Transcribe the records below in full; pictures stay out of the copy.

= RECORDS PROVIDED =

>> begin

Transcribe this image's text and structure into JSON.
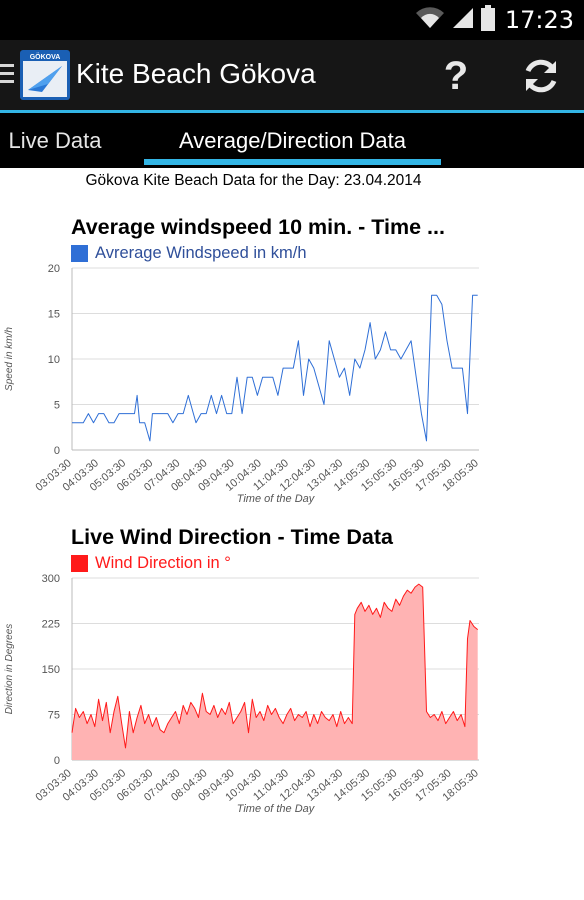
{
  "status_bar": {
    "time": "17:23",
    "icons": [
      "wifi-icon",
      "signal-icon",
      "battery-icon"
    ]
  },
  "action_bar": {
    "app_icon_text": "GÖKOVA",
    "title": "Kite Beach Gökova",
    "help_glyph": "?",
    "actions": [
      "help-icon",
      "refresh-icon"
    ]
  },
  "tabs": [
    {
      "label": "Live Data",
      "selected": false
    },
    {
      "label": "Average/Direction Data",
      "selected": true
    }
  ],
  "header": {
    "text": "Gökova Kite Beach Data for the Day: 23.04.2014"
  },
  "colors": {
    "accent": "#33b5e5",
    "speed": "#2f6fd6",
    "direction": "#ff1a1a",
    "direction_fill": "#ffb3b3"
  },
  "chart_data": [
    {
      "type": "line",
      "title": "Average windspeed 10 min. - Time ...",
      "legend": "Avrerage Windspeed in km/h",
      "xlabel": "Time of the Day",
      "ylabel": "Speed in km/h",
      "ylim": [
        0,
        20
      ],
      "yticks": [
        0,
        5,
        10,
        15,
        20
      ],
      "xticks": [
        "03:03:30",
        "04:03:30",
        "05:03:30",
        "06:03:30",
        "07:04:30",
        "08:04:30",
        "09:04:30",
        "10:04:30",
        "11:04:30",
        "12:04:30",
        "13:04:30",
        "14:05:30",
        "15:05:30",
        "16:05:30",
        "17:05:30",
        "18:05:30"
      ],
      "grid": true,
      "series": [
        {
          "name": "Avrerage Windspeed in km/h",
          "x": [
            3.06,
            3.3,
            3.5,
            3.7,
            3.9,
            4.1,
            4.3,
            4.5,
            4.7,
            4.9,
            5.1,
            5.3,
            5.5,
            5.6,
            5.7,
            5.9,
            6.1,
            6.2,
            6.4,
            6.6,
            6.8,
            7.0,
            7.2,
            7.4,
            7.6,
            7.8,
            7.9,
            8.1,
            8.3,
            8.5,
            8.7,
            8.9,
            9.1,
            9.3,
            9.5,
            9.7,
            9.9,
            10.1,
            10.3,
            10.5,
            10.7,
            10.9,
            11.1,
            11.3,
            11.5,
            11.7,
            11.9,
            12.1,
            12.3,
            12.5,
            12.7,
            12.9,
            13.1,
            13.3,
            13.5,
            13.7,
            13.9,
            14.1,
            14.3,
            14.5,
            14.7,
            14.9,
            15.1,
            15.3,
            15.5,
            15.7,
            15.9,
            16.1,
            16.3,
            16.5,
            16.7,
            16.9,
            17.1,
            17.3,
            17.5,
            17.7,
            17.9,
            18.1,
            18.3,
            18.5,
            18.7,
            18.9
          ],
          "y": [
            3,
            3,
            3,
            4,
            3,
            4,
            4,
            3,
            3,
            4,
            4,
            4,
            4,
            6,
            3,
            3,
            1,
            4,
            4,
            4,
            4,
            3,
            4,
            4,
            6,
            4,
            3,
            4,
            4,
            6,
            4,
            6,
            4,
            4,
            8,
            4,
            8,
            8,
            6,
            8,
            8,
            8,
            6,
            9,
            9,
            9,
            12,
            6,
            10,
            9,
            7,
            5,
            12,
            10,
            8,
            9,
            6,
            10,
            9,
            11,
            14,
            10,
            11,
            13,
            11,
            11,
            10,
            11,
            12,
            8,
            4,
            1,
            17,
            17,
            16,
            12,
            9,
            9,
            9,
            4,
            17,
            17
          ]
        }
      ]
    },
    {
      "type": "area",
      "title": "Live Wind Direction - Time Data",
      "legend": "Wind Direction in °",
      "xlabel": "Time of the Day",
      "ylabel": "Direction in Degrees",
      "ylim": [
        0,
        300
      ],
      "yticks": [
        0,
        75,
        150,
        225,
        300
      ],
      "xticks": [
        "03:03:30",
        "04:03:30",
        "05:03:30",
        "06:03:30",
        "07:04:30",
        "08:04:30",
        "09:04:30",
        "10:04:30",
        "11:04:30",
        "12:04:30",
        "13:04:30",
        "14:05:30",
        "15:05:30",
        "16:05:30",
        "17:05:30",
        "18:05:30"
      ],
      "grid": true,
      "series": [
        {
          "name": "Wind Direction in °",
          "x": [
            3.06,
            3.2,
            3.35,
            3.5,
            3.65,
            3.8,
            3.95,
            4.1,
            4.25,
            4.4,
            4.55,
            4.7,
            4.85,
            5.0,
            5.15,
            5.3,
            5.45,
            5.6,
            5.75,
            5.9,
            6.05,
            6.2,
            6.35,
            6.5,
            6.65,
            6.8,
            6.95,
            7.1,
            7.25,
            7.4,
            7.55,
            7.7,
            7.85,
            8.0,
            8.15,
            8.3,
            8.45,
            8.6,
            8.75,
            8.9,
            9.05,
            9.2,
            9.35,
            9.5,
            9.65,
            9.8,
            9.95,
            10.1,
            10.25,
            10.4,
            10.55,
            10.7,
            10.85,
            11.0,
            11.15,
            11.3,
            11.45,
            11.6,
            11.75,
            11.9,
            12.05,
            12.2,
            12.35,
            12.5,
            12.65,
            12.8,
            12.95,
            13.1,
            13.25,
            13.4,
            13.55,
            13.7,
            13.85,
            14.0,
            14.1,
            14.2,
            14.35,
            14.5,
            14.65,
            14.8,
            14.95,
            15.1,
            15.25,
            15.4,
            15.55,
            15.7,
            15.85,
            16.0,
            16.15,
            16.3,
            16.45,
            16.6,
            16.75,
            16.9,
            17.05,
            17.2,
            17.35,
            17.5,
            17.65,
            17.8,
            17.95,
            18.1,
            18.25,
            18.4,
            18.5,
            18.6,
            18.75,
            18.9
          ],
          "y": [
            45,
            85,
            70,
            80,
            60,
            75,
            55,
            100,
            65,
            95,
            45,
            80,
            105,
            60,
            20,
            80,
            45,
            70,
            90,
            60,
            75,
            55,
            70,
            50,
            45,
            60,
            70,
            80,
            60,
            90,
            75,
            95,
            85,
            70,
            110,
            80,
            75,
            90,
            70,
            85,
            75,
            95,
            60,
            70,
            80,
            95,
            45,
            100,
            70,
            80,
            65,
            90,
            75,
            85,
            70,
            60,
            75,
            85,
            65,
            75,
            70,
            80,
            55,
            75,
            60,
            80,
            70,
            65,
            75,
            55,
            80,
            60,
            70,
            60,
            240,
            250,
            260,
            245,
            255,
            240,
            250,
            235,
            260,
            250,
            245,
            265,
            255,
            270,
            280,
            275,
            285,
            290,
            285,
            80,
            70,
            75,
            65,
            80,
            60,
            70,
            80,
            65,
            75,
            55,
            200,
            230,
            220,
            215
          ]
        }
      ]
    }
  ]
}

>> end

= SOLUTION TO THIS EXERCISE =
Transcribe this image's text and structure into JSON.
{
  "status_bar": {
    "time": "17:23",
    "icons": [
      "wifi-icon",
      "signal-icon",
      "battery-icon"
    ]
  },
  "action_bar": {
    "app_icon_text": "GÖKOVA",
    "title": "Kite Beach Gökova",
    "help_glyph": "?",
    "actions": [
      "help-icon",
      "refresh-icon"
    ]
  },
  "tabs": [
    {
      "label": "Live Data",
      "selected": false
    },
    {
      "label": "Average/Direction Data",
      "selected": true
    }
  ],
  "header": {
    "text": "Gökova Kite Beach Data for the Day: 23.04.2014"
  },
  "colors": {
    "accent": "#33b5e5",
    "speed": "#2f6fd6",
    "direction": "#ff1a1a",
    "direction_fill": "#ffb3b3"
  },
  "chart_data": [
    {
      "type": "line",
      "title": "Average windspeed 10 min. - Time ...",
      "legend": "Avrerage Windspeed in km/h",
      "xlabel": "Time of the Day",
      "ylabel": "Speed in km/h",
      "ylim": [
        0,
        20
      ],
      "yticks": [
        0,
        5,
        10,
        15,
        20
      ],
      "xticks": [
        "03:03:30",
        "04:03:30",
        "05:03:30",
        "06:03:30",
        "07:04:30",
        "08:04:30",
        "09:04:30",
        "10:04:30",
        "11:04:30",
        "12:04:30",
        "13:04:30",
        "14:05:30",
        "15:05:30",
        "16:05:30",
        "17:05:30",
        "18:05:30"
      ],
      "grid": true,
      "series": [
        {
          "name": "Avrerage Windspeed in km/h",
          "x": [
            3.06,
            3.3,
            3.5,
            3.7,
            3.9,
            4.1,
            4.3,
            4.5,
            4.7,
            4.9,
            5.1,
            5.3,
            5.5,
            5.6,
            5.7,
            5.9,
            6.1,
            6.2,
            6.4,
            6.6,
            6.8,
            7.0,
            7.2,
            7.4,
            7.6,
            7.8,
            7.9,
            8.1,
            8.3,
            8.5,
            8.7,
            8.9,
            9.1,
            9.3,
            9.5,
            9.7,
            9.9,
            10.1,
            10.3,
            10.5,
            10.7,
            10.9,
            11.1,
            11.3,
            11.5,
            11.7,
            11.9,
            12.1,
            12.3,
            12.5,
            12.7,
            12.9,
            13.1,
            13.3,
            13.5,
            13.7,
            13.9,
            14.1,
            14.3,
            14.5,
            14.7,
            14.9,
            15.1,
            15.3,
            15.5,
            15.7,
            15.9,
            16.1,
            16.3,
            16.5,
            16.7,
            16.9,
            17.1,
            17.3,
            17.5,
            17.7,
            17.9,
            18.1,
            18.3,
            18.5,
            18.7,
            18.9
          ],
          "y": [
            3,
            3,
            3,
            4,
            3,
            4,
            4,
            3,
            3,
            4,
            4,
            4,
            4,
            6,
            3,
            3,
            1,
            4,
            4,
            4,
            4,
            3,
            4,
            4,
            6,
            4,
            3,
            4,
            4,
            6,
            4,
            6,
            4,
            4,
            8,
            4,
            8,
            8,
            6,
            8,
            8,
            8,
            6,
            9,
            9,
            9,
            12,
            6,
            10,
            9,
            7,
            5,
            12,
            10,
            8,
            9,
            6,
            10,
            9,
            11,
            14,
            10,
            11,
            13,
            11,
            11,
            10,
            11,
            12,
            8,
            4,
            1,
            17,
            17,
            16,
            12,
            9,
            9,
            9,
            4,
            17,
            17
          ]
        }
      ]
    },
    {
      "type": "area",
      "title": "Live Wind Direction - Time Data",
      "legend": "Wind Direction in °",
      "xlabel": "Time of the Day",
      "ylabel": "Direction in Degrees",
      "ylim": [
        0,
        300
      ],
      "yticks": [
        0,
        75,
        150,
        225,
        300
      ],
      "xticks": [
        "03:03:30",
        "04:03:30",
        "05:03:30",
        "06:03:30",
        "07:04:30",
        "08:04:30",
        "09:04:30",
        "10:04:30",
        "11:04:30",
        "12:04:30",
        "13:04:30",
        "14:05:30",
        "15:05:30",
        "16:05:30",
        "17:05:30",
        "18:05:30"
      ],
      "grid": true,
      "series": [
        {
          "name": "Wind Direction in °",
          "x": [
            3.06,
            3.2,
            3.35,
            3.5,
            3.65,
            3.8,
            3.95,
            4.1,
            4.25,
            4.4,
            4.55,
            4.7,
            4.85,
            5.0,
            5.15,
            5.3,
            5.45,
            5.6,
            5.75,
            5.9,
            6.05,
            6.2,
            6.35,
            6.5,
            6.65,
            6.8,
            6.95,
            7.1,
            7.25,
            7.4,
            7.55,
            7.7,
            7.85,
            8.0,
            8.15,
            8.3,
            8.45,
            8.6,
            8.75,
            8.9,
            9.05,
            9.2,
            9.35,
            9.5,
            9.65,
            9.8,
            9.95,
            10.1,
            10.25,
            10.4,
            10.55,
            10.7,
            10.85,
            11.0,
            11.15,
            11.3,
            11.45,
            11.6,
            11.75,
            11.9,
            12.05,
            12.2,
            12.35,
            12.5,
            12.65,
            12.8,
            12.95,
            13.1,
            13.25,
            13.4,
            13.55,
            13.7,
            13.85,
            14.0,
            14.1,
            14.2,
            14.35,
            14.5,
            14.65,
            14.8,
            14.95,
            15.1,
            15.25,
            15.4,
            15.55,
            15.7,
            15.85,
            16.0,
            16.15,
            16.3,
            16.45,
            16.6,
            16.75,
            16.9,
            17.05,
            17.2,
            17.35,
            17.5,
            17.65,
            17.8,
            17.95,
            18.1,
            18.25,
            18.4,
            18.5,
            18.6,
            18.75,
            18.9
          ],
          "y": [
            45,
            85,
            70,
            80,
            60,
            75,
            55,
            100,
            65,
            95,
            45,
            80,
            105,
            60,
            20,
            80,
            45,
            70,
            90,
            60,
            75,
            55,
            70,
            50,
            45,
            60,
            70,
            80,
            60,
            90,
            75,
            95,
            85,
            70,
            110,
            80,
            75,
            90,
            70,
            85,
            75,
            95,
            60,
            70,
            80,
            95,
            45,
            100,
            70,
            80,
            65,
            90,
            75,
            85,
            70,
            60,
            75,
            85,
            65,
            75,
            70,
            80,
            55,
            75,
            60,
            80,
            70,
            65,
            75,
            55,
            80,
            60,
            70,
            60,
            240,
            250,
            260,
            245,
            255,
            240,
            250,
            235,
            260,
            250,
            245,
            265,
            255,
            270,
            280,
            275,
            285,
            290,
            285,
            80,
            70,
            75,
            65,
            80,
            60,
            70,
            80,
            65,
            75,
            55,
            200,
            230,
            220,
            215
          ]
        }
      ]
    }
  ]
}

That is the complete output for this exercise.